── Input for this task

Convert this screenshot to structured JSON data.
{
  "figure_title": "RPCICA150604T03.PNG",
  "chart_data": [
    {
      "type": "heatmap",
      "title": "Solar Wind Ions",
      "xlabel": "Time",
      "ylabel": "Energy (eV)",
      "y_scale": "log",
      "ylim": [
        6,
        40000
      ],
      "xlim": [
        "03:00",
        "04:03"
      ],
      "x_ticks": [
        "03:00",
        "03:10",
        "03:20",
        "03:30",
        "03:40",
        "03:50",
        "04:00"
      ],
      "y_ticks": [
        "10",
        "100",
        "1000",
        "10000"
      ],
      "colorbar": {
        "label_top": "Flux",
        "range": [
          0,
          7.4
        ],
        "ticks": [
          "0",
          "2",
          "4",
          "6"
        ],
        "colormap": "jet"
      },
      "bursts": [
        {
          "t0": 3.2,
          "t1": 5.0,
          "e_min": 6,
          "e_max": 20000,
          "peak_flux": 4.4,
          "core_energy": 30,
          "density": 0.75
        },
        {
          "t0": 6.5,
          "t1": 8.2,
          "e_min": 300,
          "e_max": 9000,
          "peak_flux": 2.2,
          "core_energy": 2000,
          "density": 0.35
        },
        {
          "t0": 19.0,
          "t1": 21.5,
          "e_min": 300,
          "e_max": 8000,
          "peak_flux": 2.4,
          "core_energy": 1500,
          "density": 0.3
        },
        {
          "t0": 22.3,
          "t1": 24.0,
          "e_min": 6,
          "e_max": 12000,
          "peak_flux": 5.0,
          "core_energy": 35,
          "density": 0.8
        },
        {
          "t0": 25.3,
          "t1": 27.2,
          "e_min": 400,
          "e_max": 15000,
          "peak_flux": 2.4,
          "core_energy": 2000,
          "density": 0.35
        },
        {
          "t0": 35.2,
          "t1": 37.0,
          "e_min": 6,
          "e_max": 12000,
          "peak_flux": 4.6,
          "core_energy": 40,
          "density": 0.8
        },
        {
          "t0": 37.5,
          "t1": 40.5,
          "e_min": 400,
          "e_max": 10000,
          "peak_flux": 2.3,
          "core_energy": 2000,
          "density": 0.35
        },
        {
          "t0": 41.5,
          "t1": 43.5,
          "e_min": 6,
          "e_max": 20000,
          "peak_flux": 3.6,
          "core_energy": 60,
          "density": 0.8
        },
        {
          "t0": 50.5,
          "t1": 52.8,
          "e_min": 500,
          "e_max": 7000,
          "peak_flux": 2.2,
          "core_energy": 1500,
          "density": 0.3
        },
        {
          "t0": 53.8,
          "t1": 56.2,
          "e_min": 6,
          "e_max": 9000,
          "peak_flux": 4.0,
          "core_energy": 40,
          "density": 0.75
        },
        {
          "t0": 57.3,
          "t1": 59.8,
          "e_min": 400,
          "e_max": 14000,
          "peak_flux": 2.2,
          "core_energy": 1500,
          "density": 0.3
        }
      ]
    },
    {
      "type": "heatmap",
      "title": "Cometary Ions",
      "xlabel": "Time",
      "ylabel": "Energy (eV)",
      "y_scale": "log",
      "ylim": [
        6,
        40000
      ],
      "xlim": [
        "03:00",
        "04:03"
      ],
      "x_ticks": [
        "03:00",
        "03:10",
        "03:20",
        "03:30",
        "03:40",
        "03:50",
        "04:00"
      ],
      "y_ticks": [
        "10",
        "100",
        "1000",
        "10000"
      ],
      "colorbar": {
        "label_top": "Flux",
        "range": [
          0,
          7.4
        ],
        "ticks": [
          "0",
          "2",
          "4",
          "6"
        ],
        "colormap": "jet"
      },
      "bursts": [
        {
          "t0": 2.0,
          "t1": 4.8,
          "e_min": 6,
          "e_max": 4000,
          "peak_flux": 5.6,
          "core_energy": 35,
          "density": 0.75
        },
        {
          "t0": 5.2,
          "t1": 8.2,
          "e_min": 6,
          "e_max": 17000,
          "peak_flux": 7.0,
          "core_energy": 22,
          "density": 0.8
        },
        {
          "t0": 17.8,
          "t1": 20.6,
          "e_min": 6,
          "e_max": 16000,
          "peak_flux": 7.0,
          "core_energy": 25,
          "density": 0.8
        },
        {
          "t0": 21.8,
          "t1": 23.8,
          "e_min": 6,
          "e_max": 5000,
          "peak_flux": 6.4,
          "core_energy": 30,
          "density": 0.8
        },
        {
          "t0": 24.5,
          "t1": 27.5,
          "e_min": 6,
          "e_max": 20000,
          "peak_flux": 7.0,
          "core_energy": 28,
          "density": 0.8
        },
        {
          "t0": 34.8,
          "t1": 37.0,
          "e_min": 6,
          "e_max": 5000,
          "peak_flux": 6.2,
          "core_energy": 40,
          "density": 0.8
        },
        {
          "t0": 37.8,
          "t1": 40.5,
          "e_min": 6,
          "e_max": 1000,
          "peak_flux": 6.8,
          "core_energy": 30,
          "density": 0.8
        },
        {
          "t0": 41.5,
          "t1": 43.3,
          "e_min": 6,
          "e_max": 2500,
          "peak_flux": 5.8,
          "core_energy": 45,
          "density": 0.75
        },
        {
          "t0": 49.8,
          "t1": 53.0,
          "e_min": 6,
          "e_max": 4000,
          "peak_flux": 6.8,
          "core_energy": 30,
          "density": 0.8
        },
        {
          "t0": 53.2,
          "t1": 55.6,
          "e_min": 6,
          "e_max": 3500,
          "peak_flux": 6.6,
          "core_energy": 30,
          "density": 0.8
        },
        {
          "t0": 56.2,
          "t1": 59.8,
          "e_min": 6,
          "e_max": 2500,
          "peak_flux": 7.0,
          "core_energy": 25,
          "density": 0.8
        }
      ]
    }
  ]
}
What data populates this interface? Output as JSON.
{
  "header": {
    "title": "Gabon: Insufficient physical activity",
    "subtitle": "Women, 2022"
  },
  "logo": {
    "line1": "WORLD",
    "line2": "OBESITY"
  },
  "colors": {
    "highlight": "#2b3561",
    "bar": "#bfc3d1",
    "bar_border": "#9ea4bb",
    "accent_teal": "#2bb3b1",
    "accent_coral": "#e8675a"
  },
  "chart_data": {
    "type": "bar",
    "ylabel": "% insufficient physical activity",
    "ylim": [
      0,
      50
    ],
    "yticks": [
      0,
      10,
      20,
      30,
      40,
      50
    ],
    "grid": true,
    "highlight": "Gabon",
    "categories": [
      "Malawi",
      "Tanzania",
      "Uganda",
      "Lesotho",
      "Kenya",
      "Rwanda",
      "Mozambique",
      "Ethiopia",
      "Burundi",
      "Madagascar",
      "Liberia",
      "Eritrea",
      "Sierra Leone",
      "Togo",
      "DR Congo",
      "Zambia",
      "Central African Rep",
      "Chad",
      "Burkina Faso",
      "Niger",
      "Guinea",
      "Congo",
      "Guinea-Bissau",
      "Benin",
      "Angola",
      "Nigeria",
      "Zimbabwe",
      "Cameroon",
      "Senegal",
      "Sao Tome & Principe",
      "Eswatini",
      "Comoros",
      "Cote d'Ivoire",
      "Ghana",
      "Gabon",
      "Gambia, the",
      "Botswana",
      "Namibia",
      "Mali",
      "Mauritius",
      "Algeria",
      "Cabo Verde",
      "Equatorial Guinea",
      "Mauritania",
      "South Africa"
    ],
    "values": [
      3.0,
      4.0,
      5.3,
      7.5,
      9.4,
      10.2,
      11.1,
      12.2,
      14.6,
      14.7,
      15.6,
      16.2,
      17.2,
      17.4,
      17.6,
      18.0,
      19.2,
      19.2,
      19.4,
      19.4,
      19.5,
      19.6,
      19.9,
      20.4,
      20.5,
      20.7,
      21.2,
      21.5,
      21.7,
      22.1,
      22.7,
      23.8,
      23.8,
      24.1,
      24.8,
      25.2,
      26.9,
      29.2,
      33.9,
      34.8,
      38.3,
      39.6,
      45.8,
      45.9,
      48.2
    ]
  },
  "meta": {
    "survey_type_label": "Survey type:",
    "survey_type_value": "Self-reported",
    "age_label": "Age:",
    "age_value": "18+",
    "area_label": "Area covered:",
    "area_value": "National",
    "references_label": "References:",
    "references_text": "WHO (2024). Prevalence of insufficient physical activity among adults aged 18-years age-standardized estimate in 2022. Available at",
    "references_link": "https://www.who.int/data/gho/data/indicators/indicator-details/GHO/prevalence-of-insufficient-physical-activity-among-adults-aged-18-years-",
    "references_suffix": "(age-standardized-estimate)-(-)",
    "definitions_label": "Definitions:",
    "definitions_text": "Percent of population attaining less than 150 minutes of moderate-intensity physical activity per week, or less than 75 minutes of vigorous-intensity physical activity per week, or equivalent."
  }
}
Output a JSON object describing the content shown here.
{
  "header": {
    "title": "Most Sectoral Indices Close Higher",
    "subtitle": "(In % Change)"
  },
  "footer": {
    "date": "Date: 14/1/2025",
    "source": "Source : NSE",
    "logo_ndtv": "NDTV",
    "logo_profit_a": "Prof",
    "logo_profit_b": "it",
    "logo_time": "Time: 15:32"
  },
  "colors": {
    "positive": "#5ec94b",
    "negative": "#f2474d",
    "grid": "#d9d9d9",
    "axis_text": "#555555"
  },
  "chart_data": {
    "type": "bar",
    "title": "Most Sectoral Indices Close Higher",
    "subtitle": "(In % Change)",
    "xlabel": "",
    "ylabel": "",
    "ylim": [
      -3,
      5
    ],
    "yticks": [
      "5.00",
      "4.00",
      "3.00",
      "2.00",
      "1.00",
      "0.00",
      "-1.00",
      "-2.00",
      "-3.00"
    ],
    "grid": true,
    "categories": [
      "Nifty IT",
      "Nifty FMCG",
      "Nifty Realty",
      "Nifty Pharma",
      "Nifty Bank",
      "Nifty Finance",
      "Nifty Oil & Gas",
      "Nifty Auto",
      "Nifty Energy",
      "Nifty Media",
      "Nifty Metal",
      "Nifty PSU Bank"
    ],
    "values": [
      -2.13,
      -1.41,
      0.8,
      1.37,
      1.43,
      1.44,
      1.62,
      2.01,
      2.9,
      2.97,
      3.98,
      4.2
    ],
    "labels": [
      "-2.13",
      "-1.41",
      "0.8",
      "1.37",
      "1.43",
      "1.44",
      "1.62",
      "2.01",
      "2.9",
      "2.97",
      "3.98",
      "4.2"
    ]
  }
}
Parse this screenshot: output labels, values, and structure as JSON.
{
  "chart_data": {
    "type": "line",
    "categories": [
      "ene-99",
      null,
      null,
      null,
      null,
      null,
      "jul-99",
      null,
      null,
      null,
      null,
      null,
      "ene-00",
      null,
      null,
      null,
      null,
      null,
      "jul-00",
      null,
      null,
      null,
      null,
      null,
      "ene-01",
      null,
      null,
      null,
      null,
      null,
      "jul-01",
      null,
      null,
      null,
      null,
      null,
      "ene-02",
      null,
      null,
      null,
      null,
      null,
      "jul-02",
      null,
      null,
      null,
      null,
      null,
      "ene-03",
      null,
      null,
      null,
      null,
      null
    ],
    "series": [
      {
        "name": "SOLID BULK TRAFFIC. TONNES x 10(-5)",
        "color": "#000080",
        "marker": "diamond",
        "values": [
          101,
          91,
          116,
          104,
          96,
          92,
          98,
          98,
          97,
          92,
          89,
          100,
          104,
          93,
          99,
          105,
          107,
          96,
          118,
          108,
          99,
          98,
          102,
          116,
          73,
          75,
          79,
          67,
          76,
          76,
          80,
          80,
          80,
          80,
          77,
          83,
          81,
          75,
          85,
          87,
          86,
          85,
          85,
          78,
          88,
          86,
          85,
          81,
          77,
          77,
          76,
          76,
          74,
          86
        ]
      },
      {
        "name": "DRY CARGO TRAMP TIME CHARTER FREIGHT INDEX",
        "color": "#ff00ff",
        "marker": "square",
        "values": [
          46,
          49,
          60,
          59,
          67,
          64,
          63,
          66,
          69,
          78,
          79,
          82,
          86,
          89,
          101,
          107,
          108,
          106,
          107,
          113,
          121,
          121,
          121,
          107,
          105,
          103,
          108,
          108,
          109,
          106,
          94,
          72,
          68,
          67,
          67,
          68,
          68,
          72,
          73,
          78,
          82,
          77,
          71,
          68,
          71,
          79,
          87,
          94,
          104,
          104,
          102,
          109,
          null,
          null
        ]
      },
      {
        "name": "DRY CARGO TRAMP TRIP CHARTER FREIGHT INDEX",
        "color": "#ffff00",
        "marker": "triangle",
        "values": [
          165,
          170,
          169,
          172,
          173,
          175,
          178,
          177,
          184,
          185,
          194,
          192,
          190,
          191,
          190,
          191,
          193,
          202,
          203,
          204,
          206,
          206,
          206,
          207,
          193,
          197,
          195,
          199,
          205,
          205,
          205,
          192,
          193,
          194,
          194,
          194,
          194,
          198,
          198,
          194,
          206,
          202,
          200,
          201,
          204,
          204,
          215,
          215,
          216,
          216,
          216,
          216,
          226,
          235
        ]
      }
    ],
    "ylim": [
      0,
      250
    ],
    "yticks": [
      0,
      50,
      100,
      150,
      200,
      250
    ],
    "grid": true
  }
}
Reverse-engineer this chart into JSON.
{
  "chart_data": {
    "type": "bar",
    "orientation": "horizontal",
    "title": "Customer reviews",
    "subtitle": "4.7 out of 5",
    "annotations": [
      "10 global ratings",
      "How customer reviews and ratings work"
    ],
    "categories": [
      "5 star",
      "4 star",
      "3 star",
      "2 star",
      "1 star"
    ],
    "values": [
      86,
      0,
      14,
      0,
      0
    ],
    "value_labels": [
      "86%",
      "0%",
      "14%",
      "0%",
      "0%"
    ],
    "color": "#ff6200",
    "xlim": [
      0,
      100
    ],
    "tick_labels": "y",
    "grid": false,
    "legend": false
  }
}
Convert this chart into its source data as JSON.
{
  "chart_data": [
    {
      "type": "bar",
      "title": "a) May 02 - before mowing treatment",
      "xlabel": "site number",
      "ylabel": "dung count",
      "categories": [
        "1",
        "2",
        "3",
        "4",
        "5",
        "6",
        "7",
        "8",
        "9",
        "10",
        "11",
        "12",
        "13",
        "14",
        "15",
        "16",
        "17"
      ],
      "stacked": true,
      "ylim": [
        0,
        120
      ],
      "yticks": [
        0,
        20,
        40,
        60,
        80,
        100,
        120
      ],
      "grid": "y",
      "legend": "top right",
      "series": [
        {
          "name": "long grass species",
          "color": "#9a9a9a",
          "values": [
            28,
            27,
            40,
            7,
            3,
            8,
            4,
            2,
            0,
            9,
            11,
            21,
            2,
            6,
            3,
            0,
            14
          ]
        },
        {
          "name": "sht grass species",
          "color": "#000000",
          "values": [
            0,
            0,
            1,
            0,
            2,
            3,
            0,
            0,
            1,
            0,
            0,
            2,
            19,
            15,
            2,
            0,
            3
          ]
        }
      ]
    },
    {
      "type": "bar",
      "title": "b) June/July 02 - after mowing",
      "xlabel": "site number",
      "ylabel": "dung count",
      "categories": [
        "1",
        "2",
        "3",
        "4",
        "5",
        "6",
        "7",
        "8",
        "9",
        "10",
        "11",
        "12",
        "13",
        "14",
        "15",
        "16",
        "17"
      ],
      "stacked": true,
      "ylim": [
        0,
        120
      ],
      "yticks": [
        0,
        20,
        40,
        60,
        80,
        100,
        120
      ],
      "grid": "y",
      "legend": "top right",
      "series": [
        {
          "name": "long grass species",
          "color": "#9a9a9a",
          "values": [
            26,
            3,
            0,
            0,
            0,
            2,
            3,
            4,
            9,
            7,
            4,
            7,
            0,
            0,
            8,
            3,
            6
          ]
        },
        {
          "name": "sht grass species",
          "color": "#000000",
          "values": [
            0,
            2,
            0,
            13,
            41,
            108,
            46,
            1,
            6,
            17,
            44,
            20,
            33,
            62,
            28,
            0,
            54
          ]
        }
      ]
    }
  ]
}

────

_Written request_. How many lines in these records hold the string "among"? Reply with the number alone.

_Solution for this exercise_. 2